**Stored records:**
■ ■ ■ ■
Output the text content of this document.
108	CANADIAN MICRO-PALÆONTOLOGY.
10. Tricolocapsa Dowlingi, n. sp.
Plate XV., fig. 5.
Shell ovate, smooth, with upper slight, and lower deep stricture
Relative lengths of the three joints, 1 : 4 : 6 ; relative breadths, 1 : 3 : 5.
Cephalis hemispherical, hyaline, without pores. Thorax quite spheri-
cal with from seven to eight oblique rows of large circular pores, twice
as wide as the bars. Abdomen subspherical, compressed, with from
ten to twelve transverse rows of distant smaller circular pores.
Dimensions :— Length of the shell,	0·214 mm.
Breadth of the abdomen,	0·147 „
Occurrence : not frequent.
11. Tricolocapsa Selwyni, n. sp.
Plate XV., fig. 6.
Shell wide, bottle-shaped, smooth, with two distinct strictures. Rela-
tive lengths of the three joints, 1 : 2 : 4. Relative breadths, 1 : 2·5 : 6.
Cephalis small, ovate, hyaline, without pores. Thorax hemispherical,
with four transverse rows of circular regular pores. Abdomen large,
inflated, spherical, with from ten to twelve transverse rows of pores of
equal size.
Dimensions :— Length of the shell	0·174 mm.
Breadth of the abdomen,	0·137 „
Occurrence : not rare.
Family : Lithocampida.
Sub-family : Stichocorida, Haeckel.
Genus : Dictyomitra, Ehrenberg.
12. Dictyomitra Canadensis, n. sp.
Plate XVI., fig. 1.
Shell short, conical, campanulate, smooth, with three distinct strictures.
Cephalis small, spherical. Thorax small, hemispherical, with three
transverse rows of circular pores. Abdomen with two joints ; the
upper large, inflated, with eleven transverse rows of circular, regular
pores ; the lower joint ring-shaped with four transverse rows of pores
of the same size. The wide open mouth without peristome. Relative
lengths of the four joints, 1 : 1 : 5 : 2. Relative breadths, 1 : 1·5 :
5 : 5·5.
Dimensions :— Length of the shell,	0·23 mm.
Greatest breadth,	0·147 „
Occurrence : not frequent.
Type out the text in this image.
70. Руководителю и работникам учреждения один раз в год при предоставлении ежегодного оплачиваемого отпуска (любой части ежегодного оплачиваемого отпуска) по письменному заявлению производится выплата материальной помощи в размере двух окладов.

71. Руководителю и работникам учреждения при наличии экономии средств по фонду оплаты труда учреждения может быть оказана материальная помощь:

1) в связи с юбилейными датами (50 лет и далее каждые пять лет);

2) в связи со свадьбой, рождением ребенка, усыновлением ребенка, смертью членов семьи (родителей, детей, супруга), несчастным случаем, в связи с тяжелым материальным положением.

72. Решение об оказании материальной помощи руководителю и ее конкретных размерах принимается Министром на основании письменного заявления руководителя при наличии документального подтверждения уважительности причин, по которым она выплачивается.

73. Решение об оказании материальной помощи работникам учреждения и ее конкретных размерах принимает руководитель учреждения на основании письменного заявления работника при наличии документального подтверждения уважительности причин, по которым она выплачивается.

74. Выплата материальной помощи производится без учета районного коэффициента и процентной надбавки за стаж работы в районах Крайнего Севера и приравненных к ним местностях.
■ ■ ■ ■
**CHALLENGE:**
Extract the whole listing, character for character.

**ANSWER FOR THE TASK:**
Output the text content of this document.
108	CANADIAN MICRO-PALÆONTOLOGY.
10. Tricolocapsa Dowlingi, n. sp.
Plate XV., fig. 5.
Shell ovate, smooth, with upper slight, and lower deep stricture
Relative lengths of the three joints, 1 : 4 : 6 ; relative breadths, 1 : 3 : 5.
Cephalis hemispherical, hyaline, without pores. Thorax quite spheri-
cal with from seven to eight oblique rows of large circular pores, twice
as wide as the bars. Abdomen subspherical, compressed, with from
ten to twelve transverse rows of distant smaller circular pores.
Dimensions :— Length of the shell,	0·214 mm.
Breadth of the abdomen,	0·147 „
Occurrence : not frequent.
11. Tricolocapsa Selwyni, n. sp.
Plate XV., fig. 6.
Shell wide, bottle-shaped, smooth, with two distinct strictures. Rela-
tive lengths of the three joints, 1 : 2 : 4. Relative breadths, 1 : 2·5 : 6.
Cephalis small, ovate, hyaline, without pores. Thorax hemispherical,
with four transverse rows of circular regular pores. Abdomen large,
inflated, spherical, with from ten to twelve transverse rows of pores of
equal size.
Dimensions :— Length of the shell	0·174 mm.
Breadth of the abdomen,	0·137 „
Occurrence : not rare.
Family : Lithocampida.
Sub-family : Stichocorida, Haeckel.
Genus : Dictyomitra, Ehrenberg.
12. Dictyomitra Canadensis, n. sp.
Plate XVI., fig. 1.
Shell short, conical, campanulate, smooth, with three distinct strictures.
Cephalis small, spherical. Thorax small, hemispherical, with three
transverse rows of circular pores. Abdomen with two joints ; the
upper large, inflated, with eleven transverse rows of circular, regular
pores ; the lower joint ring-shaped with four transverse rows of pores
of the same size. The wide open mouth without peristome. Relative
lengths of the four joints, 1 : 1 : 5 : 2. Relative breadths, 1 : 1·5 :
5 : 5·5.
Dimensions :— Length of the shell,	0·23 mm.
Greatest breadth,	0·147 „
Occurrence : not frequent.
Type out the text in this image.
70. Руководителю и работникам учреждения один раз в год при предоставлении ежегодного оплачиваемого отпуска (любой части ежегодного оплачиваемого отпуска) по письменному заявлению производится выплата материальной помощи в размере двух окладов.

71. Руководителю и работникам учреждения при наличии экономии средств по фонду оплаты труда учреждения может быть оказана материальная помощь:

1) в связи с юбилейными датами (50 лет и далее каждые пять лет);

2) в связи со свадьбой, рождением ребенка, усыновлением ребенка, смертью членов семьи (родителей, детей, супруга), несчастным случаем, в связи с тяжелым материальным положением.

72. Решение об оказании материальной помощи руководителю и ее конкретных размерах принимается Министром на основании письменного заявления руководителя при наличии документального подтверждения уважительности причин, по которым она выплачивается.

73. Решение об оказании материальной помощи работникам учреждения и ее конкретных размерах принимает руководитель учреждения на основании письменного заявления работника при наличии документального подтверждения уважительности причин, по которым она выплачивается.

74. Выплата материальной помощи производится без учета районного коэффициента и процентной надбавки за стаж работы в районах Крайнего Севера и приравненных к ним местностях.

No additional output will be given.